• **TO BE DONE**
Where a line holds the string "Региональный", return that line.

--------------------------------

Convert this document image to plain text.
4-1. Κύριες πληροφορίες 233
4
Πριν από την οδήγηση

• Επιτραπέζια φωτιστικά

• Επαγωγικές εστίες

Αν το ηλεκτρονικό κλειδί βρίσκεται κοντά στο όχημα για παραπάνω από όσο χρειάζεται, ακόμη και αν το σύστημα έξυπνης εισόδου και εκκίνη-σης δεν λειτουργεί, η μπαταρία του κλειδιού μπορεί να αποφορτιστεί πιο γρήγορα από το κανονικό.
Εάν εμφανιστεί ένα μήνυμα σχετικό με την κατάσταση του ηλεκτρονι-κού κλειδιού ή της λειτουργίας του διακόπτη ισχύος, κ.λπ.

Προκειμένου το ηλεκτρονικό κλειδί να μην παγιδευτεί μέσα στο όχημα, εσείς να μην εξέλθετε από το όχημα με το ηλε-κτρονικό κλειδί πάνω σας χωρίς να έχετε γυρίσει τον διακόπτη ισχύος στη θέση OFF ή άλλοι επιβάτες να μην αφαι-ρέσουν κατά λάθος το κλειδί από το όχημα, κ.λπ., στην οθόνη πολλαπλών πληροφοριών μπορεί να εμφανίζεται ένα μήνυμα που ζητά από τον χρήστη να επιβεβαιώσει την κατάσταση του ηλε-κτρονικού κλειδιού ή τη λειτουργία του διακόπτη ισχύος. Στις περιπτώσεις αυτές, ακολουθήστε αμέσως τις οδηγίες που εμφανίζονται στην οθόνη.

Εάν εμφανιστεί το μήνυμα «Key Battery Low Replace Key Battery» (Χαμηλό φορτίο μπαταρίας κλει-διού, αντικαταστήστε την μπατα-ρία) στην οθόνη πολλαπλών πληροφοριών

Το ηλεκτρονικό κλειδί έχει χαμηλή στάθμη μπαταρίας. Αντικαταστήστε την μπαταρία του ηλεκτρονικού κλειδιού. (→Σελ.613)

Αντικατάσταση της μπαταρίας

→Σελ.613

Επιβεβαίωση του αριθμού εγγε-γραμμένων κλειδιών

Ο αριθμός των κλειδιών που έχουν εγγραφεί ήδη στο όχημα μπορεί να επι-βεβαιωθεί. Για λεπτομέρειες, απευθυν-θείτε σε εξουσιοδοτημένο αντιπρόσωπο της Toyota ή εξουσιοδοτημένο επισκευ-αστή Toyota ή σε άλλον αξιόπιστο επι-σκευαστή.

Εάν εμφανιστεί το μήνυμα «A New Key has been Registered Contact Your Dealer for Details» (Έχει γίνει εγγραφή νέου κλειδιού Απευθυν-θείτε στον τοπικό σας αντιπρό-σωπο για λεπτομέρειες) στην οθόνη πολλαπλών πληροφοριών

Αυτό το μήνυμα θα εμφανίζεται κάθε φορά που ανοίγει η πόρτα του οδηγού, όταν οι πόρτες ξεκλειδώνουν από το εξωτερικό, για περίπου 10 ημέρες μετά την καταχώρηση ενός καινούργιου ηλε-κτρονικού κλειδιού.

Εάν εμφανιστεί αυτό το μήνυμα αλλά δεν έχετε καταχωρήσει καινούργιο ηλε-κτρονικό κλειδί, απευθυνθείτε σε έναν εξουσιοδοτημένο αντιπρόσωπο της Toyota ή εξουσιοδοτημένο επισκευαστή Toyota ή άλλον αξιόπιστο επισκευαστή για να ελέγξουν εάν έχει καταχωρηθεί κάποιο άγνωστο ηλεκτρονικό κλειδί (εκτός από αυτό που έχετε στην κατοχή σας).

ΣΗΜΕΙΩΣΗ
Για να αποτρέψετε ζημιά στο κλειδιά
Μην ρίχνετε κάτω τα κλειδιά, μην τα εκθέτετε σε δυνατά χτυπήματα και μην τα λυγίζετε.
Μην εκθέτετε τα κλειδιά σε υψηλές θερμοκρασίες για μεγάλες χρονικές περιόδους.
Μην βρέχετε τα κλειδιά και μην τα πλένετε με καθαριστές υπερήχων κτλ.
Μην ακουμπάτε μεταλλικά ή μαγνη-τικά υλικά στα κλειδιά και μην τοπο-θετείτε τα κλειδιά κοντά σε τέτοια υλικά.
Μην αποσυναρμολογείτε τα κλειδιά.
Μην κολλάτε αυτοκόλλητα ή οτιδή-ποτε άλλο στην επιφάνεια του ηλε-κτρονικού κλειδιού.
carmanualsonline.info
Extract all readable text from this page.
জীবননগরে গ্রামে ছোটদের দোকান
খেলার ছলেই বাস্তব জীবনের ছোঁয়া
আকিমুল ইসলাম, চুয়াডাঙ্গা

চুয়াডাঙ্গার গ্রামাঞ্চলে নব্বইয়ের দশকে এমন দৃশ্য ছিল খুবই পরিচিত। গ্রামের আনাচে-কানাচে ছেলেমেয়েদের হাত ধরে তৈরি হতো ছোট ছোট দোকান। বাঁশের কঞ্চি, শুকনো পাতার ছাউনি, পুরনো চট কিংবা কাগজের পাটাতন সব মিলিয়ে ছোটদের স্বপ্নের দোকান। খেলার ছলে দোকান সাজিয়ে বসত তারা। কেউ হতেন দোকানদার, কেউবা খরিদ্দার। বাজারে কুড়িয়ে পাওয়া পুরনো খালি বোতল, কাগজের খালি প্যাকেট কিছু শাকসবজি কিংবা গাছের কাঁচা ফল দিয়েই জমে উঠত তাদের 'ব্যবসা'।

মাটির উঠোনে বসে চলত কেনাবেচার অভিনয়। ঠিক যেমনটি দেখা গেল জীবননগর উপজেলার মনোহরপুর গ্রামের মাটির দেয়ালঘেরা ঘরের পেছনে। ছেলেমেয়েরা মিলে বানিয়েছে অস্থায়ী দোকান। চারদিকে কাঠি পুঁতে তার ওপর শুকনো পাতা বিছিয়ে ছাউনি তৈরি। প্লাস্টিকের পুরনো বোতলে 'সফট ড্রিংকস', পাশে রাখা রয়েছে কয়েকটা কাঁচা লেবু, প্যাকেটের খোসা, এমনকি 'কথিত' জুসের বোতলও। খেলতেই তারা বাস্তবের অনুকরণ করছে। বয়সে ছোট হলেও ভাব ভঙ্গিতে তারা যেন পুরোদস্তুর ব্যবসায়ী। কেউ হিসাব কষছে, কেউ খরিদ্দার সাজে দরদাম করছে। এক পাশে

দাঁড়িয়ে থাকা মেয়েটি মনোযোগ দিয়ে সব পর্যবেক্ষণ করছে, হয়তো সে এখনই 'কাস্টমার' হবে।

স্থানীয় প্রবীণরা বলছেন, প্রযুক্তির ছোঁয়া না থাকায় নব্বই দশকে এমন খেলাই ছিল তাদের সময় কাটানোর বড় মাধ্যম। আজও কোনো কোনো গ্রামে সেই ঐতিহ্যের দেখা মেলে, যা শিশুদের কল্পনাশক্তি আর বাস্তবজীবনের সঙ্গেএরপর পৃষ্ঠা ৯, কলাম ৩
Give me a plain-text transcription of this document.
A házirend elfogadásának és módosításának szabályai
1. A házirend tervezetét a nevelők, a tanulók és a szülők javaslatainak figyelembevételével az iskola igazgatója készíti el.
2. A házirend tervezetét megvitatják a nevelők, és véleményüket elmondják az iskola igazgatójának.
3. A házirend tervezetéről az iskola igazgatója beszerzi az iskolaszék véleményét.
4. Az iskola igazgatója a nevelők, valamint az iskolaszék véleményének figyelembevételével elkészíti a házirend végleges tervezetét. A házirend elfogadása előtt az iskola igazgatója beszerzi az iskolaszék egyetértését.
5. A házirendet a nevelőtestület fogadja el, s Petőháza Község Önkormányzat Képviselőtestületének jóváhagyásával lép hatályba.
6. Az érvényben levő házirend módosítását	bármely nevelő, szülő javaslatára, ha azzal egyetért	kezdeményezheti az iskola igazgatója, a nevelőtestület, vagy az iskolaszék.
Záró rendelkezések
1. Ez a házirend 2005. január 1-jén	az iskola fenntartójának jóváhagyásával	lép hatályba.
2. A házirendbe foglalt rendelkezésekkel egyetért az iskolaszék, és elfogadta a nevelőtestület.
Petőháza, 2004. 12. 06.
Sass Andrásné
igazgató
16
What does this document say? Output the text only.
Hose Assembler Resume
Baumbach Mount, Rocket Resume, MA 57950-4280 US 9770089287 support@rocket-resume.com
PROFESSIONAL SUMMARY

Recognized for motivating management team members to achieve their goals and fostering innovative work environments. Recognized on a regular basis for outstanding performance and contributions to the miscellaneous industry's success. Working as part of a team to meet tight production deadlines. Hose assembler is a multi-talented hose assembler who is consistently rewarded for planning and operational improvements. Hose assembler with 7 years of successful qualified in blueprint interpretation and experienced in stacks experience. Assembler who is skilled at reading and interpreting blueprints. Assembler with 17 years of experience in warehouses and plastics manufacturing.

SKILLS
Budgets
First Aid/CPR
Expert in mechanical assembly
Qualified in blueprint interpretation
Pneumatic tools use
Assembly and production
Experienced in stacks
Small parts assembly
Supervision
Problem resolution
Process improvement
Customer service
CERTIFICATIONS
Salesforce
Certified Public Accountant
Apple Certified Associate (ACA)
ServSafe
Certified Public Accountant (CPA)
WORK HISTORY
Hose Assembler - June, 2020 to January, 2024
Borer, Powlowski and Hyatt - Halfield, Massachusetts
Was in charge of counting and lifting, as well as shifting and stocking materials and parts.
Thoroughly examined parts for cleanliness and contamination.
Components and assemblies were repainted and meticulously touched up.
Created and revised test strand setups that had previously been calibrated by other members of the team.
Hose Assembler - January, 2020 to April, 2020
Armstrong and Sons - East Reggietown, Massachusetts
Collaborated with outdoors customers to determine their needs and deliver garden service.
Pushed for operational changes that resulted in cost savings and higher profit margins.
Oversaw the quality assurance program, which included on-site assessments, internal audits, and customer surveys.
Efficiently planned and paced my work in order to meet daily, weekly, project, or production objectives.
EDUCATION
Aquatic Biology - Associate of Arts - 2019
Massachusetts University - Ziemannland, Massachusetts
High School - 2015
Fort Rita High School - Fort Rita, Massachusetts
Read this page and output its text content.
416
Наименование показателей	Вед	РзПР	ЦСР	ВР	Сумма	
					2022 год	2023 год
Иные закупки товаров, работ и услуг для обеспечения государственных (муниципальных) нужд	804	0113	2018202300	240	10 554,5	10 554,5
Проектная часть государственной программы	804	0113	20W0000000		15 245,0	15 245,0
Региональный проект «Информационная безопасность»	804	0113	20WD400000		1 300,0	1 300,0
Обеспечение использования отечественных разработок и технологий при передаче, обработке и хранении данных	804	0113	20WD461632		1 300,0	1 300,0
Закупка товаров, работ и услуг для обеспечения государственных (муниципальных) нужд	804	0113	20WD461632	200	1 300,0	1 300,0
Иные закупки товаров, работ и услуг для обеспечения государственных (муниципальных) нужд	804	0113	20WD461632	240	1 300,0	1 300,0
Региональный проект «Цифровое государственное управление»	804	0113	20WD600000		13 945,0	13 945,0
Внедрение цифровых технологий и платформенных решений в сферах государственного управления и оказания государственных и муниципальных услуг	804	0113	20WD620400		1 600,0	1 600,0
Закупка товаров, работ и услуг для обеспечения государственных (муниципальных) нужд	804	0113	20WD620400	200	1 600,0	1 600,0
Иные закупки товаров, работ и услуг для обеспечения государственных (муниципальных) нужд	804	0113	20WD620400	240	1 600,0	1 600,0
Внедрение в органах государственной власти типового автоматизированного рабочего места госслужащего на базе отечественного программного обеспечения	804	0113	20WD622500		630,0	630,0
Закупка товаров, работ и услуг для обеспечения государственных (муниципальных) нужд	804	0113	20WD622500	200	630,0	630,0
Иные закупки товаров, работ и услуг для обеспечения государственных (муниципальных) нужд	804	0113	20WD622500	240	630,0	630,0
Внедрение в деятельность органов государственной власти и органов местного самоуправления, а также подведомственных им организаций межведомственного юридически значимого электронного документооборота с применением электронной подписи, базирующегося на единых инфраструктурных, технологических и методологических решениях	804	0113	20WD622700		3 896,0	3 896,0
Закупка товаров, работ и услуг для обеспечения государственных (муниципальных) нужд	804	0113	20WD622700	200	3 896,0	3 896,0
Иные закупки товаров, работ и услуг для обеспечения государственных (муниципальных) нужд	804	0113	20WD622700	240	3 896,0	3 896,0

--------------------------------

• **FINAL RESULT**
Региональный проект «Информационная безопасность»	804	0113	20WD400000		1 300,0	1 300,0
Региональный проект «Цифровое государственное управление»	804	0113	20WD600000		13 945,0	13 945,0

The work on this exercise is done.